**PROBLEM TO WORK ON**
In the records below, find each line containing the word "maglu" and copy it.

Stored items from a collection:
┌──

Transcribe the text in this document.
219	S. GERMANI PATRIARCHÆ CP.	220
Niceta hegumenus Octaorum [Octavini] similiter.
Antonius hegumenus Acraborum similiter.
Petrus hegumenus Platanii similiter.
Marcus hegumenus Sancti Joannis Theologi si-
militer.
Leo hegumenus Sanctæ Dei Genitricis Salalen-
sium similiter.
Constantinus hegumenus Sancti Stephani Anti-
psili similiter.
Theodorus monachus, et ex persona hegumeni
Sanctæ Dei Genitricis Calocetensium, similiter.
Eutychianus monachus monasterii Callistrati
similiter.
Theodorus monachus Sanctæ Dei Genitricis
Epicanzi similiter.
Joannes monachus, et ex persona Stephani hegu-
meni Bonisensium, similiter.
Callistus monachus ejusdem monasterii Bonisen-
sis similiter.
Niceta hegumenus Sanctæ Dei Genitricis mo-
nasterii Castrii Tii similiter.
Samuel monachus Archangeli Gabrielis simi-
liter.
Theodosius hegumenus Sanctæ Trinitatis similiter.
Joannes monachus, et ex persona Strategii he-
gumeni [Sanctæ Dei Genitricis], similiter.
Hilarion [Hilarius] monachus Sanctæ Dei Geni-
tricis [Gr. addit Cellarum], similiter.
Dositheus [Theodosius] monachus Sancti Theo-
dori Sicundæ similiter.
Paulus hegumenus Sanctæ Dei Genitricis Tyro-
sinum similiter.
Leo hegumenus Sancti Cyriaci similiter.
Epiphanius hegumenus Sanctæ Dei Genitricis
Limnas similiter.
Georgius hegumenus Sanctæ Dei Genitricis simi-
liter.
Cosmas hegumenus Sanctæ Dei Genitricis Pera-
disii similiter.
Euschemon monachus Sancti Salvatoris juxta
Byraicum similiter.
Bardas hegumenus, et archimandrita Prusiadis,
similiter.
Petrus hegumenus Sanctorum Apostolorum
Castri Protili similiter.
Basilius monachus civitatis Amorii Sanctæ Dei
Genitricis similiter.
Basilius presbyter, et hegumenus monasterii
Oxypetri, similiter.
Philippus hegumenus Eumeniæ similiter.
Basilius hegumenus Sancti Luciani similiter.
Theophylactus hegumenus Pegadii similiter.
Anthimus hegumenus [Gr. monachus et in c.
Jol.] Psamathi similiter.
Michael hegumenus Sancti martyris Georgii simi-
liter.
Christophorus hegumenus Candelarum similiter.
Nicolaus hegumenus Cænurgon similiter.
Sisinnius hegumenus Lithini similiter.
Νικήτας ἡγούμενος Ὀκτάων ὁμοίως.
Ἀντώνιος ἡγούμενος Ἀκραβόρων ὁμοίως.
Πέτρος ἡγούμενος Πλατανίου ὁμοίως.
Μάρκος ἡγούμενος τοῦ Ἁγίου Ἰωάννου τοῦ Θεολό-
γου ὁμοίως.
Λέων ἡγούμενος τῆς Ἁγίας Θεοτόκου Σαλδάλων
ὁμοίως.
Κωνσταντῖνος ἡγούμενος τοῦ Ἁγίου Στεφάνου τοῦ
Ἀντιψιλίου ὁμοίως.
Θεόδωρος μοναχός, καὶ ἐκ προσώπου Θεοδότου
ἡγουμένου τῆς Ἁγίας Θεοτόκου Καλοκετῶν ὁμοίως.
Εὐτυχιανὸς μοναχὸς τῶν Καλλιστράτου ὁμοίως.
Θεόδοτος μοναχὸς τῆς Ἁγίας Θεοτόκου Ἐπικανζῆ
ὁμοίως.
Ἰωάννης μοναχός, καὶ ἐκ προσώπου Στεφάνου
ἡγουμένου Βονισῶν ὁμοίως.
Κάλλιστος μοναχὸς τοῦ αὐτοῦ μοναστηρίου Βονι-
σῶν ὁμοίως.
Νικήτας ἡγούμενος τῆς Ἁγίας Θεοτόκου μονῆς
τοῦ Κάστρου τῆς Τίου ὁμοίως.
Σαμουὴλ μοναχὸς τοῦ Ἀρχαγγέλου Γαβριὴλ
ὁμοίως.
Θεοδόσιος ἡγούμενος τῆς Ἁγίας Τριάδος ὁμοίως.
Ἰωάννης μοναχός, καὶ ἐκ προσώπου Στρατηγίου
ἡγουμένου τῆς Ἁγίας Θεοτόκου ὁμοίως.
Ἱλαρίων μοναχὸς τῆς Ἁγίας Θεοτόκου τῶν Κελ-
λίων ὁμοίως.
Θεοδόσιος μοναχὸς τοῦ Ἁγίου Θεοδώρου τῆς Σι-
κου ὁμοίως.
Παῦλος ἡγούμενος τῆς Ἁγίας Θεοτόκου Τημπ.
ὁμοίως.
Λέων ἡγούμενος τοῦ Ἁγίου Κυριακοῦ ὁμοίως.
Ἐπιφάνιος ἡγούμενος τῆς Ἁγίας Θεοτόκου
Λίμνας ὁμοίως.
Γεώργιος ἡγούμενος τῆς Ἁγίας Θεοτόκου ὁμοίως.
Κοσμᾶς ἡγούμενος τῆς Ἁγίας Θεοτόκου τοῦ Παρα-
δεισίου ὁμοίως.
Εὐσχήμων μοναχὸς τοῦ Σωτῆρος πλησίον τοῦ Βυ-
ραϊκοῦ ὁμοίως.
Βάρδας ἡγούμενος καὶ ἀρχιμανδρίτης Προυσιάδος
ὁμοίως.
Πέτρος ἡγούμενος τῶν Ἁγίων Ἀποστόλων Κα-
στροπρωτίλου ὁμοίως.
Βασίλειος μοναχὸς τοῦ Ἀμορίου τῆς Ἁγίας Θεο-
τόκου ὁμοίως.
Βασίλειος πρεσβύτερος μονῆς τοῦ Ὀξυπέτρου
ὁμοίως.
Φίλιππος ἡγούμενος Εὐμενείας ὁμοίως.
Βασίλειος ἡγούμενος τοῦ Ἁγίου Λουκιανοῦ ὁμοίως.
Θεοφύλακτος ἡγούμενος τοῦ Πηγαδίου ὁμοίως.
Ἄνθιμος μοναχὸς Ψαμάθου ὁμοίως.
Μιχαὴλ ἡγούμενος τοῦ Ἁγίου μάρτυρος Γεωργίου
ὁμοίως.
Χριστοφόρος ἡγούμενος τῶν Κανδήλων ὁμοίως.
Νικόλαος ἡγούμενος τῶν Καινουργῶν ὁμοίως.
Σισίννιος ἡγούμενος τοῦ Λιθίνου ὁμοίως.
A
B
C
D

└──
┌──

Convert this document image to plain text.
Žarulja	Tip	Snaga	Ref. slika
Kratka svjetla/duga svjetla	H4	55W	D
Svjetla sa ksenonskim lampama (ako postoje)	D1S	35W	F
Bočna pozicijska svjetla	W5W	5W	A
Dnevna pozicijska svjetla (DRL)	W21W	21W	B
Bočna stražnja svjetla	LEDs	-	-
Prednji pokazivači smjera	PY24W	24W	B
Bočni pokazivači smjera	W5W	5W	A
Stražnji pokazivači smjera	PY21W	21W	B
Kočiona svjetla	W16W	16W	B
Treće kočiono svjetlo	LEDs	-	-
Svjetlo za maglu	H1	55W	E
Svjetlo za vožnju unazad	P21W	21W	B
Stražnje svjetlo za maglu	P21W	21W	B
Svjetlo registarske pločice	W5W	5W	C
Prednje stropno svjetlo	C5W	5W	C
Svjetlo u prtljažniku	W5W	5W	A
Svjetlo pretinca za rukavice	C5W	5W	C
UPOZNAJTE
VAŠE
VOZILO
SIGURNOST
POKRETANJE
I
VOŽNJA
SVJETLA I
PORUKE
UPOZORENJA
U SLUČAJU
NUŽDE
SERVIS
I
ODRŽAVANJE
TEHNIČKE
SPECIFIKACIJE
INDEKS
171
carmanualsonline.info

└──

**ANSWER TO THIS EXERCISE**
Svjetlo za maglu	H1	55W	E
Stražnje svjetlo za maglu	P21W	21W	B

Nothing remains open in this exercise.